§ Work to complete
Using the records that follow, copy every line containing the word "ylabel".

(Figure collection entries)

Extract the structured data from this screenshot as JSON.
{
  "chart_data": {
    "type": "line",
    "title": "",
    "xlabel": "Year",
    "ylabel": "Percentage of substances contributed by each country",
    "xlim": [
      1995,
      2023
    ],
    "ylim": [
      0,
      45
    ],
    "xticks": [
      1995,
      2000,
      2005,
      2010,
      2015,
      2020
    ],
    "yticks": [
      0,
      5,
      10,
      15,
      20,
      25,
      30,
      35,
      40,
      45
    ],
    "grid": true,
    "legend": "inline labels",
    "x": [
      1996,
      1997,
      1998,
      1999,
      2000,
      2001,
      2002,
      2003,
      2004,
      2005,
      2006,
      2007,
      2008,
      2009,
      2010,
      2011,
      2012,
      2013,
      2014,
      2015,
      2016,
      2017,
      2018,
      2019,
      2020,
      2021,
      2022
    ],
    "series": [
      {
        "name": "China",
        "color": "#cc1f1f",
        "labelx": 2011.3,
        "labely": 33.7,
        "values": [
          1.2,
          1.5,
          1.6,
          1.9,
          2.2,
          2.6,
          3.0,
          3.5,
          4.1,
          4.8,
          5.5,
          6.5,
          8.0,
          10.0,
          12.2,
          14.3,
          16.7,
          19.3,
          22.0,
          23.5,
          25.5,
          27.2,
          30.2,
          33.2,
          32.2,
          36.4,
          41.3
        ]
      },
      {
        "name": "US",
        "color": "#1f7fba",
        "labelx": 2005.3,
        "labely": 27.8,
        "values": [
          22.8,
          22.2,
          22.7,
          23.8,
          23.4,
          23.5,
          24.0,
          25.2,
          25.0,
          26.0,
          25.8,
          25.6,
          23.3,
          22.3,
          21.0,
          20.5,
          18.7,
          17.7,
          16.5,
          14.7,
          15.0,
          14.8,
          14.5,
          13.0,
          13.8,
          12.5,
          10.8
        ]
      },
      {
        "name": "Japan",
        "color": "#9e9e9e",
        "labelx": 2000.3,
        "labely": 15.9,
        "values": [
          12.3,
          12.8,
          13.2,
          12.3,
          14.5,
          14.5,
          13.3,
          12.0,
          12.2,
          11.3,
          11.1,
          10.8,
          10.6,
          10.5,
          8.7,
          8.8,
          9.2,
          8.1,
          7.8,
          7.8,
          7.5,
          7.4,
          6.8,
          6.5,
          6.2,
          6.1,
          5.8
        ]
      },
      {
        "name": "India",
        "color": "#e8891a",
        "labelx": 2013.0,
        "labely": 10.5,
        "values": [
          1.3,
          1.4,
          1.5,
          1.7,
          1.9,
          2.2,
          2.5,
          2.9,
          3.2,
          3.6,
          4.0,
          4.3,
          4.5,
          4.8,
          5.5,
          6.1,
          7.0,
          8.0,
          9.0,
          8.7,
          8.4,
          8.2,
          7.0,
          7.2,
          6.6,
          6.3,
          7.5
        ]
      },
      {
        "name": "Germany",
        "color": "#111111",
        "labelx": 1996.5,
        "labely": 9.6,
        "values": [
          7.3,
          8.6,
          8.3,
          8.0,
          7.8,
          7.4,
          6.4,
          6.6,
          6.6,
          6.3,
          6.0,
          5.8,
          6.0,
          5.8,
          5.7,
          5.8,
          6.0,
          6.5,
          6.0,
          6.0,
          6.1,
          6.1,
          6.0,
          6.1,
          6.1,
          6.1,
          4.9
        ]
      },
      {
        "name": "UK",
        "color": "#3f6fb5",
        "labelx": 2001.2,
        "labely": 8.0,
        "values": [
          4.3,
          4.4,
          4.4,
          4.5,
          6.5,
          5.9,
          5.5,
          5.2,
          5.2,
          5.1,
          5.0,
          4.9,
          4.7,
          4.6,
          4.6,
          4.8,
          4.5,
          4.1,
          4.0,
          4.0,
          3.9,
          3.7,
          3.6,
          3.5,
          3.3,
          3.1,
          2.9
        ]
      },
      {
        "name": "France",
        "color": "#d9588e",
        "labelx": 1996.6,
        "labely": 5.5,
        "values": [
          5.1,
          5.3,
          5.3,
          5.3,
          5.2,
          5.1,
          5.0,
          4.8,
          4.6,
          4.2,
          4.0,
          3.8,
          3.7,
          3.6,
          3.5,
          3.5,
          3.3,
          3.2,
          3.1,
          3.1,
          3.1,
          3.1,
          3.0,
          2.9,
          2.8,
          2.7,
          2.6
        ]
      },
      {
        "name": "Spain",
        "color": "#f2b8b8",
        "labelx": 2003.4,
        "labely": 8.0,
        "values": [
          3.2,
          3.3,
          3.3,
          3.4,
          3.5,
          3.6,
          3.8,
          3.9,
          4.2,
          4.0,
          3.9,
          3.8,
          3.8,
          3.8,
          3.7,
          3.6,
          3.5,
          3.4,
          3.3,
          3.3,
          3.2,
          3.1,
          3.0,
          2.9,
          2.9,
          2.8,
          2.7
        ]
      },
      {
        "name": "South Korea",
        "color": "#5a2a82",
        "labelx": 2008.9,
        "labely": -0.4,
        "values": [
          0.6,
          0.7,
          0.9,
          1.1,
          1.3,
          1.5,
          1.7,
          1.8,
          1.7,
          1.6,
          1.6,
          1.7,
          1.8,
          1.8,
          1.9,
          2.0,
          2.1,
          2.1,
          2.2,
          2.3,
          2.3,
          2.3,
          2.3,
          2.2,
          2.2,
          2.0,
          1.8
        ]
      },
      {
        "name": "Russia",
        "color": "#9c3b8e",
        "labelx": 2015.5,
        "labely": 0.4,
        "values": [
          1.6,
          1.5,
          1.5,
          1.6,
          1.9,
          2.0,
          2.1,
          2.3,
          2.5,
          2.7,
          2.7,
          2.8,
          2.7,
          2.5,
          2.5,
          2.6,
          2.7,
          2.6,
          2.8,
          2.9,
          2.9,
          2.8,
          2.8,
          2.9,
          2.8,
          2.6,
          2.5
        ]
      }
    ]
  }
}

* * *

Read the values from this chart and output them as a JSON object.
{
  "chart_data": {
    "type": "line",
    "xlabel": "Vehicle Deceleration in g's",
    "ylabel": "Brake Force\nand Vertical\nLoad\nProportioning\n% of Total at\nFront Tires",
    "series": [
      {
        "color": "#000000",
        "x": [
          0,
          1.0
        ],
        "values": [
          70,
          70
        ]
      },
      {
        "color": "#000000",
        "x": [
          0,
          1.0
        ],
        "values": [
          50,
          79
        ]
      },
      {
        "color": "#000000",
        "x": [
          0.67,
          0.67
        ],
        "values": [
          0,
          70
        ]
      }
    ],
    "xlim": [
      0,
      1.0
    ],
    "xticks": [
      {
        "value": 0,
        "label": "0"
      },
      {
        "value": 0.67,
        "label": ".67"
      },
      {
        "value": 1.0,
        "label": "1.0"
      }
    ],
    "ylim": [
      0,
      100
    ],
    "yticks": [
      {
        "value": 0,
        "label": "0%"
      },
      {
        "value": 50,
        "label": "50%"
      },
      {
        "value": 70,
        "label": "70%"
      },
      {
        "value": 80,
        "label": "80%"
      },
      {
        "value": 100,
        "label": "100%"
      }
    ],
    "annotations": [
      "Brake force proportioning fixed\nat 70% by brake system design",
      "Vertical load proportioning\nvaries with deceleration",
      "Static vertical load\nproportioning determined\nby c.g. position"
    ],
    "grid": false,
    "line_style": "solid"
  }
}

...

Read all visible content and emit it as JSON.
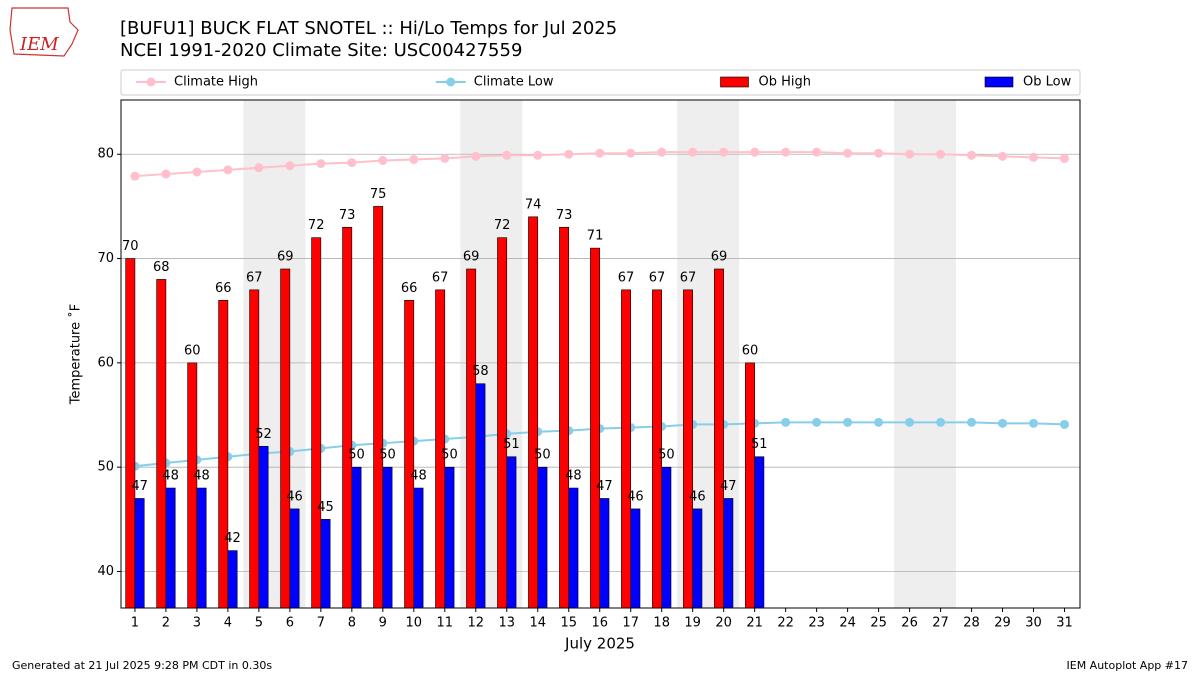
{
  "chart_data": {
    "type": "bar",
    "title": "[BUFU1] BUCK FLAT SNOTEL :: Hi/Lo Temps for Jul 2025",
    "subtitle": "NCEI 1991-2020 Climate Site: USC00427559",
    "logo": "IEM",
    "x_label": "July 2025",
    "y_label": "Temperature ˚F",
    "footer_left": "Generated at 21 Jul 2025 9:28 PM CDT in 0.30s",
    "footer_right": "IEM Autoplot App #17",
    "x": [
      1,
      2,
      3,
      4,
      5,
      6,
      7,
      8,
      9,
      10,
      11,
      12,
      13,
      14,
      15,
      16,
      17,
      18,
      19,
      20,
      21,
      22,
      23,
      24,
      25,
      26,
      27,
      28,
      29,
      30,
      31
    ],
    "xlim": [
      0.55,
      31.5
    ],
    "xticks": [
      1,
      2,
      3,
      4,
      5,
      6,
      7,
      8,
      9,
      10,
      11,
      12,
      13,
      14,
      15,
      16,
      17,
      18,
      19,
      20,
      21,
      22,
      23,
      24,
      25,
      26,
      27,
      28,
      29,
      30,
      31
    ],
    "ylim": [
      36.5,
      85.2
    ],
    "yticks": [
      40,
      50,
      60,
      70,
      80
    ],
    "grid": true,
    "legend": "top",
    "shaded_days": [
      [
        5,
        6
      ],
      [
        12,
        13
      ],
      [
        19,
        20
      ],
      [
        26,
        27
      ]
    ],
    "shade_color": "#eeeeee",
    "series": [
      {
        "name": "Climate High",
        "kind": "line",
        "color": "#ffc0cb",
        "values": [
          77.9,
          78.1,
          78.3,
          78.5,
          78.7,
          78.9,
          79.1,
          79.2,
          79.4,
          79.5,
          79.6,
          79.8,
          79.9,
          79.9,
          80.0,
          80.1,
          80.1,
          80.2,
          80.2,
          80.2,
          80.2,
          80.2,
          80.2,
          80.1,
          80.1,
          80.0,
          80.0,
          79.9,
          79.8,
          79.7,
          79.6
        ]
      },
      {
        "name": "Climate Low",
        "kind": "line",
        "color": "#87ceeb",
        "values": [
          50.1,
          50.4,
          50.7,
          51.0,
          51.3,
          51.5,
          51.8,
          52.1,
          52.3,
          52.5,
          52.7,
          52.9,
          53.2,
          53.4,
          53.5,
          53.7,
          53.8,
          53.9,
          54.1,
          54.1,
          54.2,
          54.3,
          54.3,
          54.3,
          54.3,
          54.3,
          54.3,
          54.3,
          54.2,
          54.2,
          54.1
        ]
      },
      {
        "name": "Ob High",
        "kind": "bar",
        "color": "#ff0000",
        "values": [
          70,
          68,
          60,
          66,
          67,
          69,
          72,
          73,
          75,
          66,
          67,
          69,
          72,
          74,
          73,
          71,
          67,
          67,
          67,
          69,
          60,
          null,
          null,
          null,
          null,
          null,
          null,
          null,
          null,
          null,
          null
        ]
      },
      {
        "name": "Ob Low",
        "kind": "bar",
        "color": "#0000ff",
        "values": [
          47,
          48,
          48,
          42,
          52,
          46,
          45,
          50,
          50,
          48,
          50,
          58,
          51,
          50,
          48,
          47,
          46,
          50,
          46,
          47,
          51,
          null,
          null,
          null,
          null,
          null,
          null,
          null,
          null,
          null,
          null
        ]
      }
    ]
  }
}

§ The result
    "ylabel": "Percentage of substances contributed by each country",
    "ylabel": "Brake Force\nand Vertical\nLoad\nProportioning\n% of Total at\nFront Tires",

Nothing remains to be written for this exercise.